▶ **PROBLEM REQUIREMENTS**
Please revise the blog post on imagining life in Africa from "Could I imagine not having" through "is after death?", putting "nurse" in place of "doctor".

▶ **DOCUMENT PASSAGE**
* * * * * * *
Sunday, October 20, 2013

I Can't Imagine

Even after living here (meaning Africa) almost 6 years some days it still hits me that as much as I know about and interact with the culture, I really can't imagine what it is like.
It was a couple of weeks ago when I saw for the umpteenth time people waiting out in the rural area for a kombi "comb-bee" which is the local mini van/bus system.
But then it hit me, can I even imagine having to walk long distances to stand and wait for a ride that might come in 5 min or 2 hours or not at all that day? How would I plan my day or my life if that was my reality? I honestly, couldn't imagine.
Then, my list started to grow.
Could I imagine sleeping on a mattress or foam pad on the ground?
Could I imagine coming home after a day at a CarePoint with a layer of dust all over me and be unable to take a shower or bathe to get it off?
Could I imagine only bathing or doing laundry or dishes from water collected at a neighborhood tap?
Could I imagine being cold and scared and not be able to do anything about it?
Could I imagine not having food to eat?
Could I imagine not being able to see a doctor when I was ill?
I can't.  
And I never will. 
Even if I tried to go and live in the rural area I would always know I could walk away. 
It wouldn't be the same.
Many of you, I'm sure, can't imagine living in Africa.
But then God took my eyes off the physical and made me go deeper.....
Could I imagine going through my life without having a personal relationship with Jesus?
Could I imagine being confused and not having the Bible or the Holy Spirit to guide me?
Could I imagine being alone in Africa, without Him?
Could I imagine living without the joy, the peace or the lack of worry because I trust Him?
Could I imagine dying today not knowing what is after death?
I can't imagine.
I am thankful beyond what I can describe, that I don't have to.
But what about you?
Can you imagine? Or is this your reality?
I'm relooking at the world around me differently. Not that I didn't think of it before but because I have let myself be distracted by the cultural and economical differences. I need to refocus on the eternal differences. I don't want anyone to not know Jesus intimately. I couldn't and wouldn't be where I am today without Him in my life. I don't want to be in anyone's face but I do want to be a better reflection of Him.
* * * * * * *
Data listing
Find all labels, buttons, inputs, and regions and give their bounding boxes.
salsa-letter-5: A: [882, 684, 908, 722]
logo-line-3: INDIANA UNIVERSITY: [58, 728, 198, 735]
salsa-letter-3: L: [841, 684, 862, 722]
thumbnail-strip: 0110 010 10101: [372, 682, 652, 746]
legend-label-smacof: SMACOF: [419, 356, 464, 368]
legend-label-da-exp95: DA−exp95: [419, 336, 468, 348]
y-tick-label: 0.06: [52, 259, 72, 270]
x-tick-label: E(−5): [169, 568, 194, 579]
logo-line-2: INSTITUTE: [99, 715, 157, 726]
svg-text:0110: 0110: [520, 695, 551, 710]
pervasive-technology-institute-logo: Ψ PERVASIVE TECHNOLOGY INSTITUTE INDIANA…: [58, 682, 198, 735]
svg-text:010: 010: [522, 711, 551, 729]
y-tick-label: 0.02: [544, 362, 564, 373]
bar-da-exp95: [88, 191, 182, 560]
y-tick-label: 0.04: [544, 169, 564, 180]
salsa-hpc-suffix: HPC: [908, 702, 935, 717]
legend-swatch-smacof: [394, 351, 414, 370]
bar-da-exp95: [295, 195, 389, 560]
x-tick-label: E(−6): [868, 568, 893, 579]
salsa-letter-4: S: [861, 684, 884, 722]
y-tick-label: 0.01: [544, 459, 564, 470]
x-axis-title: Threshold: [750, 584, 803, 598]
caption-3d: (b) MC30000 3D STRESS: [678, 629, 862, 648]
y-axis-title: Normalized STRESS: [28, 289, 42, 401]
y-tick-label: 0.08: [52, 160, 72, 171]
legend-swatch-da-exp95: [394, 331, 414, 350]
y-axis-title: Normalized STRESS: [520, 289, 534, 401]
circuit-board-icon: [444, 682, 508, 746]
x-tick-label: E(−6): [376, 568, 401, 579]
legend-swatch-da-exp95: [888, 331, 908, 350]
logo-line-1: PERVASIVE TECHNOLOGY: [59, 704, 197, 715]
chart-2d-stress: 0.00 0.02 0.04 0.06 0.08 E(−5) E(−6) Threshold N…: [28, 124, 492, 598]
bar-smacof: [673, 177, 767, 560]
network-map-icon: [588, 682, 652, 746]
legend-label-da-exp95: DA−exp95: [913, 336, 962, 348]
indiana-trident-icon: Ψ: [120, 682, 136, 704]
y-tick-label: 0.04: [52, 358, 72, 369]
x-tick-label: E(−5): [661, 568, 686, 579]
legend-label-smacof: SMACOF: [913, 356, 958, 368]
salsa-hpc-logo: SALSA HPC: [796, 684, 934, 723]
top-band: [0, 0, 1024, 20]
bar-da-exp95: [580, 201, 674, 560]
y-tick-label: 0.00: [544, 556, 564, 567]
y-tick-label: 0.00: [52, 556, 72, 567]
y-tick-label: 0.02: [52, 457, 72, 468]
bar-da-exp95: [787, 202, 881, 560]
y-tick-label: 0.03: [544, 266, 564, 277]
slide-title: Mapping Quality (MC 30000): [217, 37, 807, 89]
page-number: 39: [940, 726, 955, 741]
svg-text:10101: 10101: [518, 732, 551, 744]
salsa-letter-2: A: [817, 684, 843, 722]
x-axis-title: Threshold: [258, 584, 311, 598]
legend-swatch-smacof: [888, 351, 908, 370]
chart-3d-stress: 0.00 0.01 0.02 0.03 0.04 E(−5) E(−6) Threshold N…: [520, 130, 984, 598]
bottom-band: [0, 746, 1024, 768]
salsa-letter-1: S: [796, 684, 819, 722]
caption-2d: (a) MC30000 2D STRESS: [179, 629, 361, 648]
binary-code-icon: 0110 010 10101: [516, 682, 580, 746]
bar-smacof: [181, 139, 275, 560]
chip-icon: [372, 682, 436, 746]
* * * * * * *
▶ **SOLUTION**
Could I imagine not having food to eat?
Could I imagine not being able to see a nurse when I was ill?
I can't.  
And I never will. 
Even if I tried to go and live in the rural area I would always know I could walk away. 
It wouldn't be the same.
Many of you, I'm sure, can't imagine living in Africa.
But then God took my eyes off the physical and made me go deeper.....
Could I imagine going through my life without having a personal relationship with Jesus?
Could I imagine being confused and not having the Bible or the Holy Spirit to guide me?
Could I imagine being alone in Africa, without Him?
Could I imagine living without the joy, the peace or the lack of worry because I trust Him?
Could I imagine dying today not knowing what is after death?